• _ROWS_:
=======
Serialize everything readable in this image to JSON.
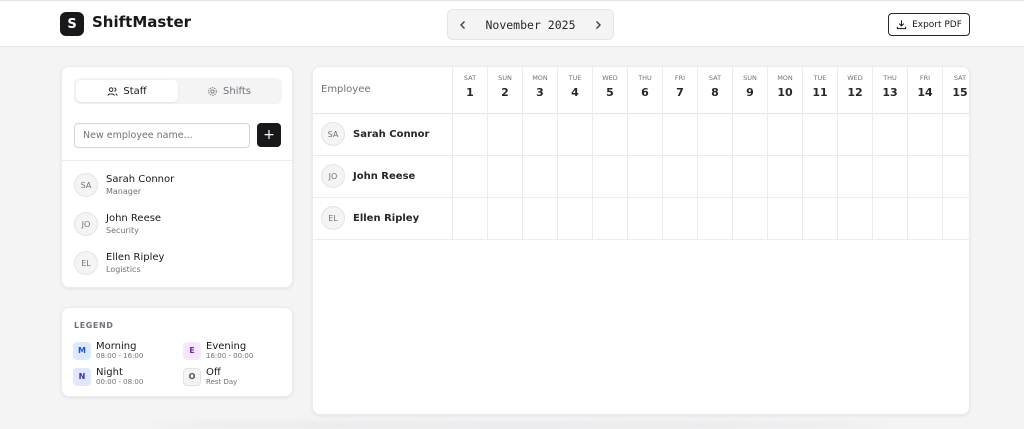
{
  "app": {
    "logo_letter": "S",
    "title": "ShiftMaster"
  },
  "month_nav": {
    "label": "November 2025",
    "prev_icon": "chevron-left-icon",
    "next_icon": "chevron-right-icon"
  },
  "export": {
    "label": "Export PDF",
    "icon": "download-icon"
  },
  "staff_panel": {
    "tabs": [
      {
        "label": "Staff",
        "icon": "users-icon",
        "active": true
      },
      {
        "label": "Shifts",
        "icon": "gear-icon",
        "active": false
      }
    ],
    "input_placeholder": "New employee name...",
    "add_label": "+",
    "employees": [
      {
        "initials": "SA",
        "name": "Sarah Connor",
        "role": "Manager"
      },
      {
        "initials": "JO",
        "name": "John Reese",
        "role": "Security"
      },
      {
        "initials": "EL",
        "name": "Ellen Ripley",
        "role": "Logistics"
      }
    ]
  },
  "legend": {
    "title": "LEGEND",
    "items": [
      {
        "code": "M",
        "name": "Morning",
        "time": "08:00 - 16:00",
        "bg": "#dbeafe",
        "fg": "#1d4ed8"
      },
      {
        "code": "E",
        "name": "Evening",
        "time": "16:00 - 00:00",
        "bg": "#f3e8ff",
        "fg": "#7e22ce"
      },
      {
        "code": "N",
        "name": "Night",
        "time": "00:00 - 08:00",
        "bg": "#e0e7ff",
        "fg": "#3730a3"
      },
      {
        "code": "O",
        "name": "Off",
        "time": "Rest Day",
        "bg": "#f4f4f5",
        "fg": "#52525b"
      }
    ]
  },
  "grid": {
    "employee_col_title": "Employee",
    "days": [
      {
        "name": "SAT",
        "num": "1"
      },
      {
        "name": "SUN",
        "num": "2"
      },
      {
        "name": "MON",
        "num": "3"
      },
      {
        "name": "TUE",
        "num": "4"
      },
      {
        "name": "WED",
        "num": "5"
      },
      {
        "name": "THU",
        "num": "6"
      },
      {
        "name": "FRI",
        "num": "7"
      },
      {
        "name": "SAT",
        "num": "8"
      },
      {
        "name": "SUN",
        "num": "9"
      },
      {
        "name": "MON",
        "num": "10"
      },
      {
        "name": "TUE",
        "num": "11"
      },
      {
        "name": "WED",
        "num": "12"
      },
      {
        "name": "THU",
        "num": "13"
      },
      {
        "name": "FRI",
        "num": "14"
      },
      {
        "name": "SAT",
        "num": "15"
      }
    ],
    "rows": [
      {
        "initials": "SA",
        "name": "Sarah Connor"
      },
      {
        "initials": "JO",
        "name": "John Reese"
      },
      {
        "initials": "EL",
        "name": "Ellen Ripley"
      }
    ]
  }
}
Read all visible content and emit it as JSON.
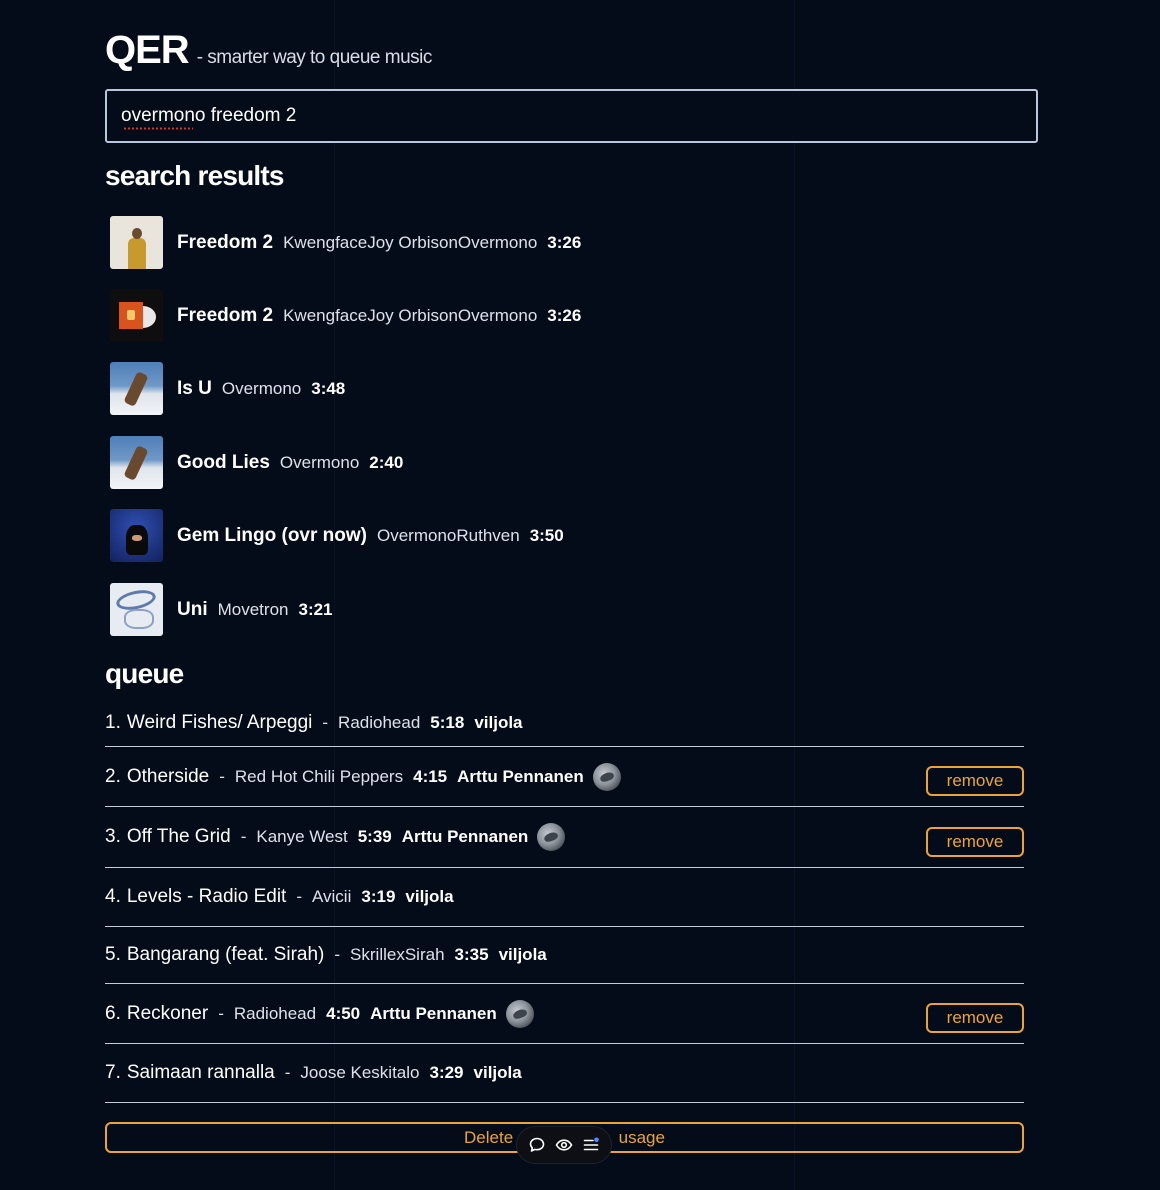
{
  "header": {
    "logo": "QER",
    "tagline": "- smarter way to queue music"
  },
  "search": {
    "value": "overmono freedom 2",
    "placeholder": ""
  },
  "results_section": {
    "title": "search results"
  },
  "results": [
    {
      "title": "Freedom 2",
      "artists": "KwengfaceJoy OrbisonOvermono",
      "duration": "3:26",
      "cover_icon": "person-yellow-jacket-cover"
    },
    {
      "title": "Freedom 2",
      "artists": "KwengfaceJoy OrbisonOvermono",
      "duration": "3:26",
      "cover_icon": "vinyl-record-cover"
    },
    {
      "title": "Is U",
      "artists": "Overmono",
      "duration": "3:48",
      "cover_icon": "snow-figure-cover"
    },
    {
      "title": "Good Lies",
      "artists": "Overmono",
      "duration": "2:40",
      "cover_icon": "snow-figure-cover"
    },
    {
      "title": "Gem Lingo (ovr now)",
      "artists": "OvermonoRuthven",
      "duration": "3:50",
      "cover_icon": "dog-blue-cover"
    },
    {
      "title": "Uni",
      "artists": "Movetron",
      "duration": "3:21",
      "cover_icon": "abstract-white-cover"
    }
  ],
  "queue_section": {
    "title": "queue"
  },
  "queue": [
    {
      "num": "1.",
      "title": "Weird Fishes/ Arpeggi",
      "sep": "-",
      "artist": "Radiohead",
      "duration": "5:18",
      "user": "viljola",
      "avatar": false,
      "remove": false
    },
    {
      "num": "2.",
      "title": "Otherside",
      "sep": "-",
      "artist": "Red Hot Chili Peppers",
      "duration": "4:15",
      "user": "Arttu Pennanen",
      "avatar": true,
      "remove": true
    },
    {
      "num": "3.",
      "title": "Off The Grid",
      "sep": "-",
      "artist": "Kanye West",
      "duration": "5:39",
      "user": "Arttu Pennanen",
      "avatar": true,
      "remove": true
    },
    {
      "num": "4.",
      "title": "Levels - Radio Edit",
      "sep": "-",
      "artist": "Avicii",
      "duration": "3:19",
      "user": "viljola",
      "avatar": false,
      "remove": false
    },
    {
      "num": "5.",
      "title": "Bangarang (feat. Sirah)",
      "sep": "-",
      "artist": "SkrillexSirah",
      "duration": "3:35",
      "user": "viljola",
      "avatar": false,
      "remove": false
    },
    {
      "num": "6.",
      "title": "Reckoner",
      "sep": "-",
      "artist": "Radiohead",
      "duration": "4:50",
      "user": "Arttu Pennanen",
      "avatar": true,
      "remove": true
    },
    {
      "num": "7.",
      "title": "Saimaan rannalla",
      "sep": "-",
      "artist": "Joose Keskitalo",
      "duration": "3:29",
      "user": "viljola",
      "avatar": false,
      "remove": false
    }
  ],
  "remove_label": "remove",
  "delete_button": {
    "label_left": "Delete",
    "label_right": "usage"
  },
  "toolbar": {
    "icons": [
      "comment-icon",
      "eye-icon",
      "menu-icon"
    ]
  },
  "colors": {
    "background": "#050c19",
    "accent": "#eaa534",
    "search_border": "#b9c7dd",
    "text": "#ffffff",
    "muted_text": "#dde2ea"
  }
}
=======
• _GIVEN REQUEST_:
Select all lines in the listing that include the word "Connor".

• _WRITTEN ANSWER_:
        "name": "Sarah Connor",
        "name": "Sarah Connor"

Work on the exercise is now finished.